> **Problem description**
Quote all of the data exactly as given. Skip every picture it contains.

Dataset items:
----

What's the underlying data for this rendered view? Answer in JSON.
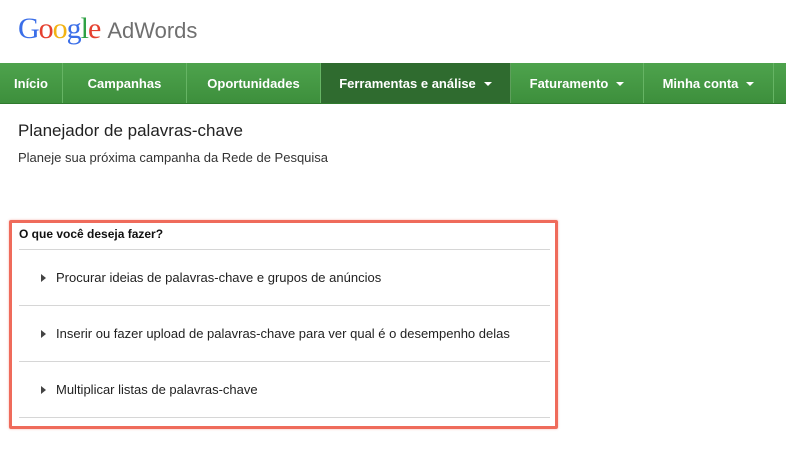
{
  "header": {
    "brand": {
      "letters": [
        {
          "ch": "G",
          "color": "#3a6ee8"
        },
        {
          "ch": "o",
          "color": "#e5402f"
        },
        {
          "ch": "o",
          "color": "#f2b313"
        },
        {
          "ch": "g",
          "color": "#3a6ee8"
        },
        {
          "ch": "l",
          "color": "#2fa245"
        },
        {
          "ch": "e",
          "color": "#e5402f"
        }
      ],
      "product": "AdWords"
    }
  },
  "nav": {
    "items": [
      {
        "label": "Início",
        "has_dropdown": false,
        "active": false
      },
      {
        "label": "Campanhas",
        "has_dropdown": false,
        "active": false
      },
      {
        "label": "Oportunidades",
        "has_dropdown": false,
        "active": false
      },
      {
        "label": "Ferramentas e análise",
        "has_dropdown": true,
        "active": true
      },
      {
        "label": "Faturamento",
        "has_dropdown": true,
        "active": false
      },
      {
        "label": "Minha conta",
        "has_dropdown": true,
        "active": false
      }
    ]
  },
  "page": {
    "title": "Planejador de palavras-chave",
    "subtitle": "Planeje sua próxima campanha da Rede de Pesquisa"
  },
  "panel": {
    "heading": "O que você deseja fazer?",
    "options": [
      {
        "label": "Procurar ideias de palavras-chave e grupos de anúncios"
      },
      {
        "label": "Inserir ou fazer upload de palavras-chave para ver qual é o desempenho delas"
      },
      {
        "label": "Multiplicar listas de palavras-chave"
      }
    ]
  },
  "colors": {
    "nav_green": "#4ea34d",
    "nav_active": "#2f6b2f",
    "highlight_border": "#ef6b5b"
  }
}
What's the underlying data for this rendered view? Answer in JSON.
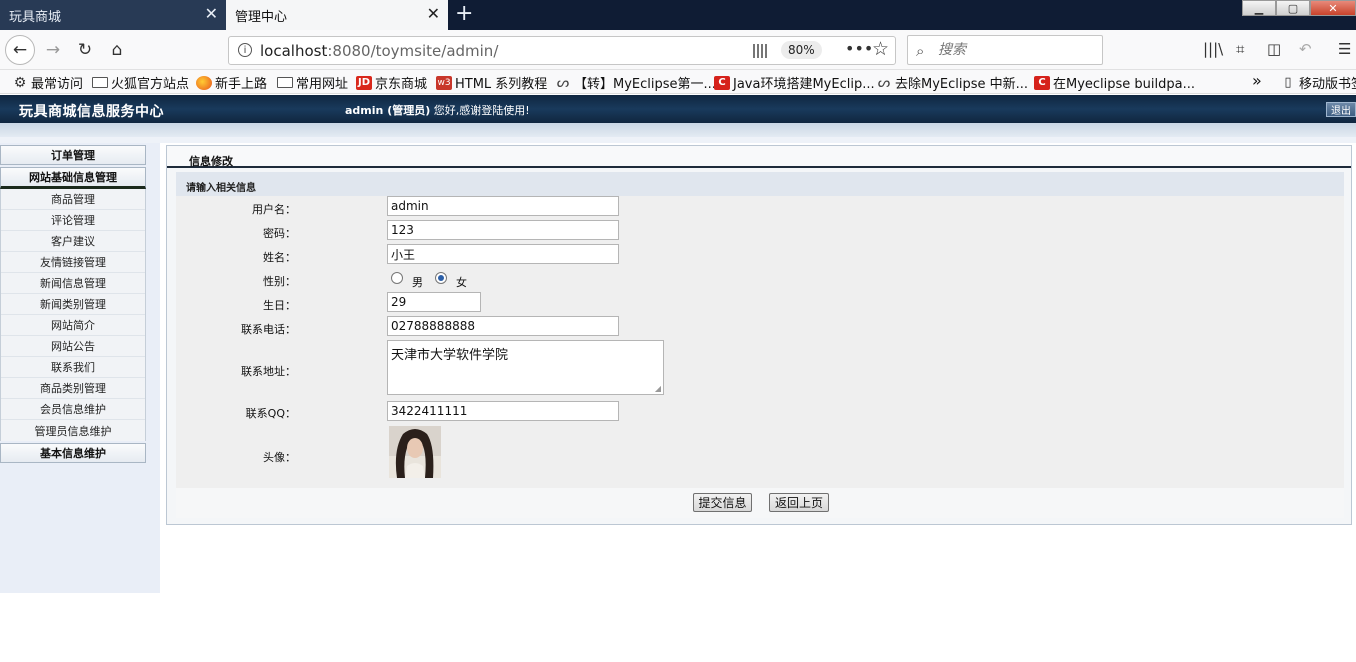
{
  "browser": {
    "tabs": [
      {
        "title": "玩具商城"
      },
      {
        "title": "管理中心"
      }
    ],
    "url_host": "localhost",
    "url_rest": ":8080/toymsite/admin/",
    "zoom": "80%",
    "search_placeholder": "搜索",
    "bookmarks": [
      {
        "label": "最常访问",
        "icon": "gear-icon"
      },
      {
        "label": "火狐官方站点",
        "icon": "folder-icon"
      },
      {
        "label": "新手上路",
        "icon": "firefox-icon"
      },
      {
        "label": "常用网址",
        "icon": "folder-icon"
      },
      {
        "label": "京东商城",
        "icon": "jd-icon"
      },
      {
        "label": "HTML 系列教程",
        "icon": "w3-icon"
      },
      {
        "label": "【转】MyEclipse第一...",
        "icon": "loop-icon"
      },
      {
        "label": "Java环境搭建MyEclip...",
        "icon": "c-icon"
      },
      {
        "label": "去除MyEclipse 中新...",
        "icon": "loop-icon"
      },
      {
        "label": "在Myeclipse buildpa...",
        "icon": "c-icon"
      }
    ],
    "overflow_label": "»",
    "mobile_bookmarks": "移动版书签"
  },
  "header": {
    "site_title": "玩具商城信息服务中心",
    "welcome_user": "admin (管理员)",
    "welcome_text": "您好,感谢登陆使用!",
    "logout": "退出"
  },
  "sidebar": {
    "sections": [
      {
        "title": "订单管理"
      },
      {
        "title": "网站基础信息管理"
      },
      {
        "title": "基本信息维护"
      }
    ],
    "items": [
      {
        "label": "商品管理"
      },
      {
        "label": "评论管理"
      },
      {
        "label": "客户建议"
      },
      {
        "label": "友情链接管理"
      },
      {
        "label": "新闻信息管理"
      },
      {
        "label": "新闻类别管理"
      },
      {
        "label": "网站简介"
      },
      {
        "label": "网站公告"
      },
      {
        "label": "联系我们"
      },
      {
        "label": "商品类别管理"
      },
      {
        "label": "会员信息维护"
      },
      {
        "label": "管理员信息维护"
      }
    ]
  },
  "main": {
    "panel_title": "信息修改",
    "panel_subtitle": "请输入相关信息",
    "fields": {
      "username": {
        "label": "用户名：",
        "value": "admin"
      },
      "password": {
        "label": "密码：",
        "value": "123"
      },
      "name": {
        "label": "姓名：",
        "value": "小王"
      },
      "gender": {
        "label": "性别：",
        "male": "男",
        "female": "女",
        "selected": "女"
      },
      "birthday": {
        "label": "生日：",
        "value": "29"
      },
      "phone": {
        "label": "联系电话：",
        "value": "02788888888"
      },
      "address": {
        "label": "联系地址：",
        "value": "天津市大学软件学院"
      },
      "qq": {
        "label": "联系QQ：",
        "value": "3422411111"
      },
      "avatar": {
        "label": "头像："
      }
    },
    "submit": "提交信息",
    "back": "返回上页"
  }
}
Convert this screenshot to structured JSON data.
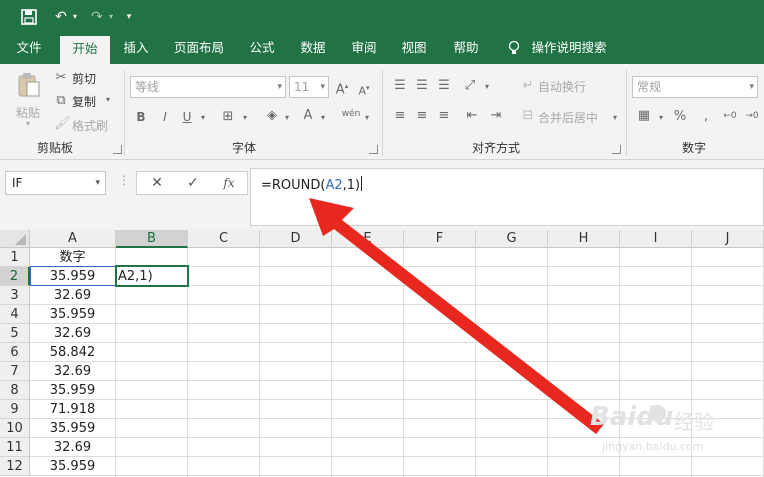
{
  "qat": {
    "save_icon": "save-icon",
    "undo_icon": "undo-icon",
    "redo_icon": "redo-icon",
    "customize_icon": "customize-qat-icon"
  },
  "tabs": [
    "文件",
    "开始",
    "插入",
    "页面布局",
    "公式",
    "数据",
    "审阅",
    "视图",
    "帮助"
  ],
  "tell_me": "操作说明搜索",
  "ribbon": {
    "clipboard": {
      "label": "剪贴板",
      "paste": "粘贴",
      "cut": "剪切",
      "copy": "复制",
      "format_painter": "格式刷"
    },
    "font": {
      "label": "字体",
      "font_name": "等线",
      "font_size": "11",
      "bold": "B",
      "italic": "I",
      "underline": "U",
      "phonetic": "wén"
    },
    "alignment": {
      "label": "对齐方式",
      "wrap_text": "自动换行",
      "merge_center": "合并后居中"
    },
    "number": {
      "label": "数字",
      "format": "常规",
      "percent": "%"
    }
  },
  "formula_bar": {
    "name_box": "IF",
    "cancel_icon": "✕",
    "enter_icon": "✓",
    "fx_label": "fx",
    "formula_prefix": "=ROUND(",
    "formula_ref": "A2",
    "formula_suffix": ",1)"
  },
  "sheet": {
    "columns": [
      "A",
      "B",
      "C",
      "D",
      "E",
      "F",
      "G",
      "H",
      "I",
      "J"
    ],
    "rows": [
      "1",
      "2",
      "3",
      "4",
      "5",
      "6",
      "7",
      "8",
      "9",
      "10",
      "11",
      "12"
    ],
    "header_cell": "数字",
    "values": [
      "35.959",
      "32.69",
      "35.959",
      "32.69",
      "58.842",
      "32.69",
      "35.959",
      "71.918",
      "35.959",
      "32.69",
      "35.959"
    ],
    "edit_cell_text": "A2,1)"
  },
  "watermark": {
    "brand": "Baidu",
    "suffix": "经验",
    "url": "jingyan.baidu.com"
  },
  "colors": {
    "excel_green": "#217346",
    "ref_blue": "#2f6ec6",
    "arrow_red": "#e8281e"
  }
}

----

> **Finished task**
What's the underlying data for this rendered view? Answer in JSON.
{
  "header": {
    "brand": {
      "letters": [
        {
          "ch": "G",
          "color": "#3a6ee8"
        },
        {
          "ch": "o",
          "color": "#e5402f"
        },
        {
          "ch": "o",
          "color": "#f2b313"
        },
        {
          "ch": "g",
          "color": "#3a6ee8"
        },
        {
          "ch": "l",
          "color": "#2fa245"
        },
        {
          "ch": "e",
          "color": "#e5402f"
        }
      ],
      "product": "AdWords"
    }
  },
  "nav": {
    "items": [
      {
        "label": "Início",
        "has_dropdown": false,
        "active": false
      },
      {
        "label": "Campanhas",
        "has_dropdown": false,
        "active": false
      },
      {
        "label": "Oportunidades",
        "has_dropdown": false,
        "active": false
      },
      {
        "label": "Ferramentas e análise",
        "has_dropdown": true,
        "active": true
      },
      {
        "label": "Faturamento",
        "has_dropdown": true,
        "active": false
      },
      {
        "label": "Minha conta",
        "has_dropdown": true,
        "active": false
      }
    ]
  },
  "page": {
    "title": "Planejador de palavras-chave",
    "subtitle": "Planeje sua próxima campanha da Rede de Pesquisa"
  },
  "panel": {
    "heading": "O que você deseja fazer?",
    "options": [
      {
        "label": "Procurar ideias de palavras-chave e grupos de anúncios"
      },
      {
        "label": "Inserir ou fazer upload de palavras-chave para ver qual é o desempenho delas"
      },
      {
        "label": "Multiplicar listas de palavras-chave"
      }
    ]
  },
  "colors": {
    "nav_green": "#4ea34d",
    "nav_active": "#2f6b2f",
    "highlight_border": "#ef6b5b"
  }
}
What's the underlying data for this rendered view? Answer in JSON.
{
  "browser": {
    "tabs": [
      {
        "title": "玩具商城"
      },
      {
        "title": "管理中心"
      }
    ],
    "url_host": "localhost",
    "url_rest": ":8080/toymsite/admin/",
    "zoom": "80%",
    "search_placeholder": "搜索",
    "bookmarks": [
      {
        "label": "最常访问",
        "icon": "gear-icon"
      },
      {
        "label": "火狐官方站点",
        "icon": "folder-icon"
      },
      {
        "label": "新手上路",
        "icon": "firefox-icon"
      },
      {
        "label": "常用网址",
        "icon": "folder-icon"
      },
      {
        "label": "京东商城",
        "icon": "jd-icon"
      },
      {
        "label": "HTML 系列教程",
        "icon": "w3-icon"
      },
      {
        "label": "【转】MyEclipse第一...",
        "icon": "loop-icon"
      },
      {
        "label": "Java环境搭建MyEclip...",
        "icon": "c-icon"
      },
      {
        "label": "去除MyEclipse 中新...",
        "icon": "loop-icon"
      },
      {
        "label": "在Myeclipse buildpa...",
        "icon": "c-icon"
      }
    ],
    "overflow_label": "»",
    "mobile_bookmarks": "移动版书签"
  },
  "header": {
    "site_title": "玩具商城信息服务中心",
    "welcome_user": "admin (管理员)",
    "welcome_text": "您好,感谢登陆使用!",
    "logout": "退出"
  },
  "sidebar": {
    "sections": [
      {
        "title": "订单管理"
      },
      {
        "title": "网站基础信息管理"
      },
      {
        "title": "基本信息维护"
      }
    ],
    "items": [
      {
        "label": "商品管理"
      },
      {
        "label": "评论管理"
      },
      {
        "label": "客户建议"
      },
      {
        "label": "友情链接管理"
      },
      {
        "label": "新闻信息管理"
      },
      {
        "label": "新闻类别管理"
      },
      {
        "label": "网站简介"
      },
      {
        "label": "网站公告"
      },
      {
        "label": "联系我们"
      },
      {
        "label": "商品类别管理"
      },
      {
        "label": "会员信息维护"
      },
      {
        "label": "管理员信息维护"
      }
    ]
  },
  "main": {
    "panel_title": "信息修改",
    "panel_subtitle": "请输入相关信息",
    "fields": {
      "username": {
        "label": "用户名：",
        "value": "admin"
      },
      "password": {
        "label": "密码：",
        "value": "123"
      },
      "name": {
        "label": "姓名：",
        "value": "小王"
      },
      "gender": {
        "label": "性别：",
        "male": "男",
        "female": "女",
        "selected": "女"
      },
      "birthday": {
        "label": "生日：",
        "value": "29"
      },
      "phone": {
        "label": "联系电话：",
        "value": "02788888888"
      },
      "address": {
        "label": "联系地址：",
        "value": "天津市大学软件学院"
      },
      "qq": {
        "label": "联系QQ：",
        "value": "3422411111"
      },
      "avatar": {
        "label": "头像："
      }
    },
    "submit": "提交信息",
    "back": "返回上页"
  }
}
Convert this screenshot to structured JSON data.
{
  "qat": {
    "save_icon": "save-icon",
    "undo_icon": "undo-icon",
    "redo_icon": "redo-icon",
    "customize_icon": "customize-qat-icon"
  },
  "tabs": [
    "文件",
    "开始",
    "插入",
    "页面布局",
    "公式",
    "数据",
    "审阅",
    "视图",
    "帮助"
  ],
  "tell_me": "操作说明搜索",
  "ribbon": {
    "clipboard": {
      "label": "剪贴板",
      "paste": "粘贴",
      "cut": "剪切",
      "copy": "复制",
      "format_painter": "格式刷"
    },
    "font": {
      "label": "字体",
      "font_name": "等线",
      "font_size": "11",
      "bold": "B",
      "italic": "I",
      "underline": "U",
      "phonetic": "wén"
    },
    "alignment": {
      "label": "对齐方式",
      "wrap_text": "自动换行",
      "merge_center": "合并后居中"
    },
    "number": {
      "label": "数字",
      "format": "常规",
      "percent": "%"
    }
  },
  "formula_bar": {
    "name_box": "IF",
    "cancel_icon": "✕",
    "enter_icon": "✓",
    "fx_label": "fx",
    "formula_prefix": "=ROUND(",
    "formula_ref": "A2",
    "formula_suffix": ",1)"
  },
  "sheet": {
    "columns": [
      "A",
      "B",
      "C",
      "D",
      "E",
      "F",
      "G",
      "H",
      "I",
      "J"
    ],
    "rows": [
      "1",
      "2",
      "3",
      "4",
      "5",
      "6",
      "7",
      "8",
      "9",
      "10",
      "11",
      "12"
    ],
    "header_cell": "数字",
    "values": [
      "35.959",
      "32.69",
      "35.959",
      "32.69",
      "58.842",
      "32.69",
      "35.959",
      "71.918",
      "35.959",
      "32.69",
      "35.959"
    ],
    "edit_cell_text": "A2,1)"
  },
  "watermark": {
    "brand": "Baidu",
    "suffix": "经验",
    "url": "jingyan.baidu.com"
  },
  "colors": {
    "excel_green": "#217346",
    "ref_blue": "#2f6ec6",
    "arrow_red": "#e8281e"
  }
}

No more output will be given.